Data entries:
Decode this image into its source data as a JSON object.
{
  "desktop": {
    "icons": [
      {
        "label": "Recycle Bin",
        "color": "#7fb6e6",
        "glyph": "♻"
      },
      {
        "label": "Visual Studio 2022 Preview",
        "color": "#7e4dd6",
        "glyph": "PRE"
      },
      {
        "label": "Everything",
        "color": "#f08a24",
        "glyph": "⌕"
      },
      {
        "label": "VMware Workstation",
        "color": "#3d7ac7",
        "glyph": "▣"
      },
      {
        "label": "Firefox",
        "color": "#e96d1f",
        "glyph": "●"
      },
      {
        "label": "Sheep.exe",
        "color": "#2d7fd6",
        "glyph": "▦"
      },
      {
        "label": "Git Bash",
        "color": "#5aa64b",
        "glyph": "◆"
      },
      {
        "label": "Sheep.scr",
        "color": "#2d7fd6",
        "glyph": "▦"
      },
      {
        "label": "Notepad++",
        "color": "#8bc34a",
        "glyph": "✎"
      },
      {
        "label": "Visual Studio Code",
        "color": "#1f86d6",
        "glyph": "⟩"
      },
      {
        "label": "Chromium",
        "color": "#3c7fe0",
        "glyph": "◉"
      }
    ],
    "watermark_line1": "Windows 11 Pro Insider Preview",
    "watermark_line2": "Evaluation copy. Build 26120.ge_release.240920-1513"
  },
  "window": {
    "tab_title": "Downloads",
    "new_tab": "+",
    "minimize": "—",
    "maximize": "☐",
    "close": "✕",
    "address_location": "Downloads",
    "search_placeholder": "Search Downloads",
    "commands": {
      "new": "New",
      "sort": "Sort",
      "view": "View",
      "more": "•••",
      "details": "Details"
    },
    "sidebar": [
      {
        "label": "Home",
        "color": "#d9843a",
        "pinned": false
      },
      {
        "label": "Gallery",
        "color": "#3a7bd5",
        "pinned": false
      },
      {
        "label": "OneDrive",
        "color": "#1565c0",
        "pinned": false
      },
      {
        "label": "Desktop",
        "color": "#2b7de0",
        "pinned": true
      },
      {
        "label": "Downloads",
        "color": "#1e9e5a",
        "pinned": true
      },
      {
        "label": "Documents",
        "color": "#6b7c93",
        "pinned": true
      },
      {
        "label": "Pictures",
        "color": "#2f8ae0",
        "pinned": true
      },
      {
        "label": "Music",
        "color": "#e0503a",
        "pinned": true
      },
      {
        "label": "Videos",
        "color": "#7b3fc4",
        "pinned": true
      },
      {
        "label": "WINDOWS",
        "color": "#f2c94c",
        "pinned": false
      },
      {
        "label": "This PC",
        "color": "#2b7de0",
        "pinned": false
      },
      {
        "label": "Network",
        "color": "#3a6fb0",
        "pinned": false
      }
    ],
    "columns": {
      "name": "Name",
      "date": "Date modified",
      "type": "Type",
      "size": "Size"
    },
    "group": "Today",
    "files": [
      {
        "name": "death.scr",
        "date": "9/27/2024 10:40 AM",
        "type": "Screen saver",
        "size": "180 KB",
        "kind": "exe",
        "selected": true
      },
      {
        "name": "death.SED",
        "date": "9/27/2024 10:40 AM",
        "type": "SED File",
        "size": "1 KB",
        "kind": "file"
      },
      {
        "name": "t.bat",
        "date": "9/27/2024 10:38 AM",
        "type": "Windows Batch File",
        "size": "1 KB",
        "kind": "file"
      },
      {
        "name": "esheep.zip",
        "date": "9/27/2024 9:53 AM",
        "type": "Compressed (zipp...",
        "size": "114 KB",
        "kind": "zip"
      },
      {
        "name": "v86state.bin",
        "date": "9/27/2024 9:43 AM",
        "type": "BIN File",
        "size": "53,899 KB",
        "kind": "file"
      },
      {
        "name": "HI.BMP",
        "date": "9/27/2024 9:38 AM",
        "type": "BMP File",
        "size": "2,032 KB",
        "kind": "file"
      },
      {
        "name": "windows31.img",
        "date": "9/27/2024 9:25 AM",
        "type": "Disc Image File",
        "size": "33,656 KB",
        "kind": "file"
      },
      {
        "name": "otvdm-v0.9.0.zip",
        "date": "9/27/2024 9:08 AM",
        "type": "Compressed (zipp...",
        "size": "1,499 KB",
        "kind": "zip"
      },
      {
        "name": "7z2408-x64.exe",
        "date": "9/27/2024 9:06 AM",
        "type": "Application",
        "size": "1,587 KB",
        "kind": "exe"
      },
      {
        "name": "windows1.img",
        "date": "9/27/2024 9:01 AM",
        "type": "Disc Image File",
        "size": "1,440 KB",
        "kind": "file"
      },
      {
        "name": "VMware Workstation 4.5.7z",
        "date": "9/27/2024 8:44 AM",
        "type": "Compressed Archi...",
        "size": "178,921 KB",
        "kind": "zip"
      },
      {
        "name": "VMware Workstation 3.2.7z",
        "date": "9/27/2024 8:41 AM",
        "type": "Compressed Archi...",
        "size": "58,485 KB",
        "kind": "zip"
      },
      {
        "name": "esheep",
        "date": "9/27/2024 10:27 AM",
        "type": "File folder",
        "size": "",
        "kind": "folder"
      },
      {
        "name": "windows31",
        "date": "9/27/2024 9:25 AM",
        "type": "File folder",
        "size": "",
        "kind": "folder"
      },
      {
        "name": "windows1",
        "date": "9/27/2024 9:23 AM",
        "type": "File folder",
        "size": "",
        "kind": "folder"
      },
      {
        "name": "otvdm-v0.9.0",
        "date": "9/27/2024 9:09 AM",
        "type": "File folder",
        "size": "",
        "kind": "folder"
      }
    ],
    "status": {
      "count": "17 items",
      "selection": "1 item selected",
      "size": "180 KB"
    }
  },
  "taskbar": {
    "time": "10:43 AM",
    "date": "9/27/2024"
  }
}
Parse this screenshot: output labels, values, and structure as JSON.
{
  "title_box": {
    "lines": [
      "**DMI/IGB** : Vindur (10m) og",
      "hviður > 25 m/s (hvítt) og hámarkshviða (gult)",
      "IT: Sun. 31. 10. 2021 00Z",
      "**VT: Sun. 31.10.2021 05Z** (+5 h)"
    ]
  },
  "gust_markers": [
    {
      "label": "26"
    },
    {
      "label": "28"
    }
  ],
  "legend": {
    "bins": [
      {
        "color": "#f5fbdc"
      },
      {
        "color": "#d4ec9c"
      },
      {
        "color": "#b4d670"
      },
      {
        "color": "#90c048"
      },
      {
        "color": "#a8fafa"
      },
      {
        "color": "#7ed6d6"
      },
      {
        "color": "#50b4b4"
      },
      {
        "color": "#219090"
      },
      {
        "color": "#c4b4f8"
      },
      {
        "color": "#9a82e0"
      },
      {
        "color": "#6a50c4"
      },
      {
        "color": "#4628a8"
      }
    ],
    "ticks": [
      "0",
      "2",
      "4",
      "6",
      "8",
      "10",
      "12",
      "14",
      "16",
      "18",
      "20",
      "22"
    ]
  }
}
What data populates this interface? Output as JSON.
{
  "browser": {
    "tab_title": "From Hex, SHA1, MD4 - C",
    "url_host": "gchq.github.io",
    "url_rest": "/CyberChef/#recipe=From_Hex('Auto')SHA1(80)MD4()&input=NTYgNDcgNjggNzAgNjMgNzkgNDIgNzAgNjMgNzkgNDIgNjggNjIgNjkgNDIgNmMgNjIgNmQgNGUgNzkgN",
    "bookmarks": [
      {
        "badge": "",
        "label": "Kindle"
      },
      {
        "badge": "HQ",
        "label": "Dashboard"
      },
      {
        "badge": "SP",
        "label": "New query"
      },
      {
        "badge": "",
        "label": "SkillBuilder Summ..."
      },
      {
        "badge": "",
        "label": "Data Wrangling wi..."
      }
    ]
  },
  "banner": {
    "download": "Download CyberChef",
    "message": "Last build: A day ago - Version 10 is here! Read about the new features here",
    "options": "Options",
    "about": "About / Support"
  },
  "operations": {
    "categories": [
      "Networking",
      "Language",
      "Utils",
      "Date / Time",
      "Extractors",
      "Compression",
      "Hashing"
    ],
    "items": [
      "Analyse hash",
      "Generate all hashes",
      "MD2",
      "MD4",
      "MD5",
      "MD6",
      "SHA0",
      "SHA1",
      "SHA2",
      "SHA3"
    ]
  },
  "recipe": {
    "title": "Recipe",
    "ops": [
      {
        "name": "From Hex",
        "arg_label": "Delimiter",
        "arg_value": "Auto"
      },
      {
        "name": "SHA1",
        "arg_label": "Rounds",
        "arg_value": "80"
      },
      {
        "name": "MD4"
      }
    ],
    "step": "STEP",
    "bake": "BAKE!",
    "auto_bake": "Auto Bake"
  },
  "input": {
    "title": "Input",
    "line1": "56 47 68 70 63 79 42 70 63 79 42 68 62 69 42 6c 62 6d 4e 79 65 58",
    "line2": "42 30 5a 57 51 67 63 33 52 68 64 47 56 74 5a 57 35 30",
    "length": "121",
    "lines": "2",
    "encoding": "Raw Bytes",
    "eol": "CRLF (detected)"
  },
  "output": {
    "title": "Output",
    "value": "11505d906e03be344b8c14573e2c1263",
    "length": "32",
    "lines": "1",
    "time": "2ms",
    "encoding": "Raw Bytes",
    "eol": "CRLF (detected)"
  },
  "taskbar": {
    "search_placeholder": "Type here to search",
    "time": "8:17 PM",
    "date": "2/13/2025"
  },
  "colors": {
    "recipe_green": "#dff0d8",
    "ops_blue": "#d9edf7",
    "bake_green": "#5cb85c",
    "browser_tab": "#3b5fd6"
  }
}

EXERCISE AIM> Look through the material above and pick out each line holding the word "Workstation".

COMPLETE ANSWER>
        "label": "VMware Workstation",
        "name": "VMware Workstation 4.5.7z",
        "name": "VMware Workstation 3.2.7z",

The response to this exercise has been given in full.